── PROVIDED DATA

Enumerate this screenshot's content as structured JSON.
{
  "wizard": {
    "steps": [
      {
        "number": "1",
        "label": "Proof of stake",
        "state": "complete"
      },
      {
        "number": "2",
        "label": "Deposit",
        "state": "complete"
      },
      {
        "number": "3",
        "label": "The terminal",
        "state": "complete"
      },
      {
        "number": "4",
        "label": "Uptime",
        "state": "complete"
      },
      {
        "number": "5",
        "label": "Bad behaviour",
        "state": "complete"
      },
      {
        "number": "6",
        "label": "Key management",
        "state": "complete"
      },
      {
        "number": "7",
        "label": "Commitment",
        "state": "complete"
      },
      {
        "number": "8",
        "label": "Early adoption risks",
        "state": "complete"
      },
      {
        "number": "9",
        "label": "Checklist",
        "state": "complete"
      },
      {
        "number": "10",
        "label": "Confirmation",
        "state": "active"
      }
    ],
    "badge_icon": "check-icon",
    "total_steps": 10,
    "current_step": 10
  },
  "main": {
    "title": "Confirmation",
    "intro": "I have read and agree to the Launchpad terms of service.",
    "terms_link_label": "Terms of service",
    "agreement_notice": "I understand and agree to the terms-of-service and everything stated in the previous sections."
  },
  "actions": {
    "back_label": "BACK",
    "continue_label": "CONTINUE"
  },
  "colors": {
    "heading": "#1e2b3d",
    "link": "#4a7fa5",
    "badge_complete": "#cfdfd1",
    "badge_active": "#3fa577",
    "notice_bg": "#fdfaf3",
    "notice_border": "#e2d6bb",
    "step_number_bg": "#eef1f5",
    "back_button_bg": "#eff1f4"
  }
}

────
── PROVIDED DATA

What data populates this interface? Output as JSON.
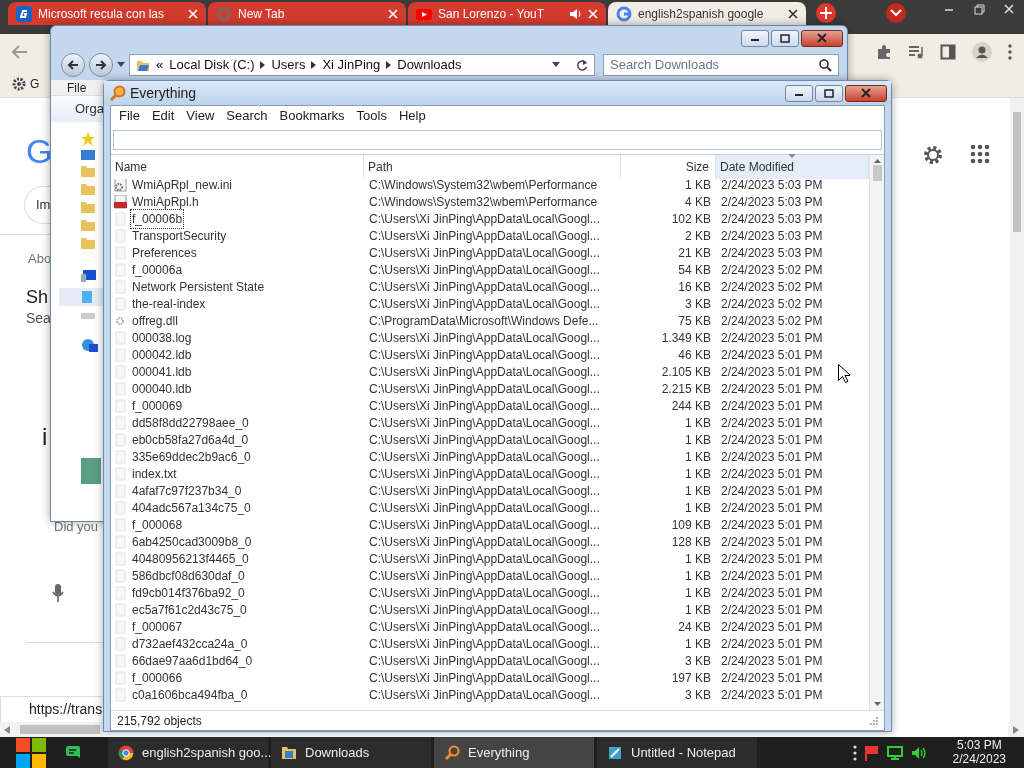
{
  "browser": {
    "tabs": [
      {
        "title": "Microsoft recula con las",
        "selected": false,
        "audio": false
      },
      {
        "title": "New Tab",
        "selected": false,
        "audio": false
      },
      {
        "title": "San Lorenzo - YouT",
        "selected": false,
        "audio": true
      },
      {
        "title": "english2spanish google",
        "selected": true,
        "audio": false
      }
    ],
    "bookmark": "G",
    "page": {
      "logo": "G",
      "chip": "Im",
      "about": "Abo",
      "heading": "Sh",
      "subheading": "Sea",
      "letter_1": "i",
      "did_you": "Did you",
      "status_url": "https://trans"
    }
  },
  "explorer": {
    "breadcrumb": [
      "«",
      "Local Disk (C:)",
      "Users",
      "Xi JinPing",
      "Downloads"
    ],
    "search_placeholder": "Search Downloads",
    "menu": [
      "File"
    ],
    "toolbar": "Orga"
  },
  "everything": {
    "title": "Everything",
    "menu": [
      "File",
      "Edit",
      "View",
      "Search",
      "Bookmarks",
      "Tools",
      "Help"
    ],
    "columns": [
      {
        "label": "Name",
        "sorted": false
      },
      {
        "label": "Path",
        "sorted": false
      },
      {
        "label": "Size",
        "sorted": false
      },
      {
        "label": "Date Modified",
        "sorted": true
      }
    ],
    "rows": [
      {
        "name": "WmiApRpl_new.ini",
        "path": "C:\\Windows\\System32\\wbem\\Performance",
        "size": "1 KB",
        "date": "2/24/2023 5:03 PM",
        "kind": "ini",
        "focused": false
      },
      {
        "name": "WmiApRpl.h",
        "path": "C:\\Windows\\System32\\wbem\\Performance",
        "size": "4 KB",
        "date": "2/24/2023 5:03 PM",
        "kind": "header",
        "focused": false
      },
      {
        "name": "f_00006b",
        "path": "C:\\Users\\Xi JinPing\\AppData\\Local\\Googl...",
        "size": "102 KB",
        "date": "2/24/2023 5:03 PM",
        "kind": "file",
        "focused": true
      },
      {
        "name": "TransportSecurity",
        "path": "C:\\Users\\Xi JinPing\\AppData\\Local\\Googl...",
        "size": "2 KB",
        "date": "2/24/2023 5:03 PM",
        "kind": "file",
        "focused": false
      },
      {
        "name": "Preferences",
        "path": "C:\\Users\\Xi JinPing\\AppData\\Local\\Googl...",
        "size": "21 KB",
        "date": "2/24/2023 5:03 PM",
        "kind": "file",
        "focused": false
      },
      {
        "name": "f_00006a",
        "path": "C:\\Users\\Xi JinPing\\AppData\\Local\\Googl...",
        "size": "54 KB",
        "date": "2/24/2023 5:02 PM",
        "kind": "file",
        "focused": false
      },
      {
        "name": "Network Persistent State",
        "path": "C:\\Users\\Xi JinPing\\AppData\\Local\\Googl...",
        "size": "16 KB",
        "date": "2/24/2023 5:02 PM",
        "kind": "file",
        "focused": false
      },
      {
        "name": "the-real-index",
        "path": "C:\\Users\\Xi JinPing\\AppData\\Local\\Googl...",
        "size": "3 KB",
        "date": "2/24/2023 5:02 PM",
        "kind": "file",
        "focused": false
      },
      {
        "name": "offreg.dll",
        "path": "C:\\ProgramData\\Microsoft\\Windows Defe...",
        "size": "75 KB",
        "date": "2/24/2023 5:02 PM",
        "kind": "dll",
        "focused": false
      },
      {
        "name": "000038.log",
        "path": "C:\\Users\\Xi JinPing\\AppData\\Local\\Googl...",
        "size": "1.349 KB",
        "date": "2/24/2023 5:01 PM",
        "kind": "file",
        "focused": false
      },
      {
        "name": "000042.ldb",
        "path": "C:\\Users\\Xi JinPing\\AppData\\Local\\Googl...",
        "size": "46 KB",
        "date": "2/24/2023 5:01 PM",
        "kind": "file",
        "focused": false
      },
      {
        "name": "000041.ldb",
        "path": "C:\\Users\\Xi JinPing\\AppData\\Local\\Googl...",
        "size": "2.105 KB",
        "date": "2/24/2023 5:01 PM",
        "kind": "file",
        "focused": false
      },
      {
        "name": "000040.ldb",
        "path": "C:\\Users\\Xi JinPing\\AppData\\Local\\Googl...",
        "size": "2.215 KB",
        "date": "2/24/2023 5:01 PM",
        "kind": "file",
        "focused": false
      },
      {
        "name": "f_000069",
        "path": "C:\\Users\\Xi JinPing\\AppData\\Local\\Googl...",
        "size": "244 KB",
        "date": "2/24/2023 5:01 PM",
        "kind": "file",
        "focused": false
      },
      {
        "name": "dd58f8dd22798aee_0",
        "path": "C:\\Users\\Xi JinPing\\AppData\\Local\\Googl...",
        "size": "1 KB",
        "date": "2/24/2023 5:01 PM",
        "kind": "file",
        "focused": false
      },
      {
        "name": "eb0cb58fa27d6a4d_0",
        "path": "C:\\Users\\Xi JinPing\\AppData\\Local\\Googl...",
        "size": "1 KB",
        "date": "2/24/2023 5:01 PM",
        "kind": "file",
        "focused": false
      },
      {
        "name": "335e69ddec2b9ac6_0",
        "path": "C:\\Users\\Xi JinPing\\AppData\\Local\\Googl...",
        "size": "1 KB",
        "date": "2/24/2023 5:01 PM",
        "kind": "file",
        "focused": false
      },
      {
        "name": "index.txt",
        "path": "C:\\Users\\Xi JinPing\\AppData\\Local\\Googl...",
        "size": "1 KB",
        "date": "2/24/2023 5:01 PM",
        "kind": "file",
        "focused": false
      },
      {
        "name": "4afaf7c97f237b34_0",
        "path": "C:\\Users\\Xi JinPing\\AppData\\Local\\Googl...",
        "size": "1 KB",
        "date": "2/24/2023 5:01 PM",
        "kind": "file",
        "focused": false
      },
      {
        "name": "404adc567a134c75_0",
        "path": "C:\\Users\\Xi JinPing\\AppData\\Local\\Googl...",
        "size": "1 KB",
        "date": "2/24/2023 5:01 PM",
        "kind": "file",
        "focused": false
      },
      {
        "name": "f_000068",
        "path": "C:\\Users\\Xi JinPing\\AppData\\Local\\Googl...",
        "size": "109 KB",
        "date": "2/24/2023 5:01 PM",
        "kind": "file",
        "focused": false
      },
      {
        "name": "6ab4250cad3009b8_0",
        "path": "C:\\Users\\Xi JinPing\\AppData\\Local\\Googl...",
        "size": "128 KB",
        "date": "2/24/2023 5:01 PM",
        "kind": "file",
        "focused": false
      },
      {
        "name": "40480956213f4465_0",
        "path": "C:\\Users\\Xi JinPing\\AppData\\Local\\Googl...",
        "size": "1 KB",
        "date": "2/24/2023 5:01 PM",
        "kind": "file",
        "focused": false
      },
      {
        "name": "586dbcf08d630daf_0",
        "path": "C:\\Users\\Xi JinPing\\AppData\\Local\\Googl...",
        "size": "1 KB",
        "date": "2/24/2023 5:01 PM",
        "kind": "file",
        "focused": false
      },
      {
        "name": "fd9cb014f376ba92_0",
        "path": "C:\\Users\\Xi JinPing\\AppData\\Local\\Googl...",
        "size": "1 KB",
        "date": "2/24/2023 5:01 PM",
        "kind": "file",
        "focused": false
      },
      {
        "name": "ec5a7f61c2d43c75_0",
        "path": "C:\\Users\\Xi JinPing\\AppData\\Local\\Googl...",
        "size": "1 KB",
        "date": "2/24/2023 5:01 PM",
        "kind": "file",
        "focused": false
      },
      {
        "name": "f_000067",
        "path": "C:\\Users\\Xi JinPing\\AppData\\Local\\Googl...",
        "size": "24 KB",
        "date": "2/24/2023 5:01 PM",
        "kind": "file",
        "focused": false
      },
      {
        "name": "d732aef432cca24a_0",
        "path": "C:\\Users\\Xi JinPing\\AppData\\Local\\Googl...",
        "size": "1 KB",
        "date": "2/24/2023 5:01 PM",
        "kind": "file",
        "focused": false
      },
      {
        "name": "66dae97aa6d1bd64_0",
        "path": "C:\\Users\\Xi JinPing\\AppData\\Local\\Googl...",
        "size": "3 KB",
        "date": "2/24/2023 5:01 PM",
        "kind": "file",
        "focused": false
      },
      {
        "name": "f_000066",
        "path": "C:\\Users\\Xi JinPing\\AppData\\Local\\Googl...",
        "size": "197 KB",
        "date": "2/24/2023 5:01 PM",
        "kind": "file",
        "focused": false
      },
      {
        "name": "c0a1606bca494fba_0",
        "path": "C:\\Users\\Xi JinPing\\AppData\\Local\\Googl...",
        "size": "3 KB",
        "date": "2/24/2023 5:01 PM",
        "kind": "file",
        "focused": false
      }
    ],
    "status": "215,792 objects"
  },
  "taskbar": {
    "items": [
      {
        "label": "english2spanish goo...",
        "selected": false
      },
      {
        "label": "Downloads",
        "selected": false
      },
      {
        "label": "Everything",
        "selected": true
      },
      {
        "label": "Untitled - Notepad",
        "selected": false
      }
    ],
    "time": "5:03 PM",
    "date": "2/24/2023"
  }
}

────

BRIEF: Gather each line in the data that holds the string "Downloads".

SOLUTION:
      "Downloads"
    "search_placeholder": "Search Downloads",
        "label": "Downloads",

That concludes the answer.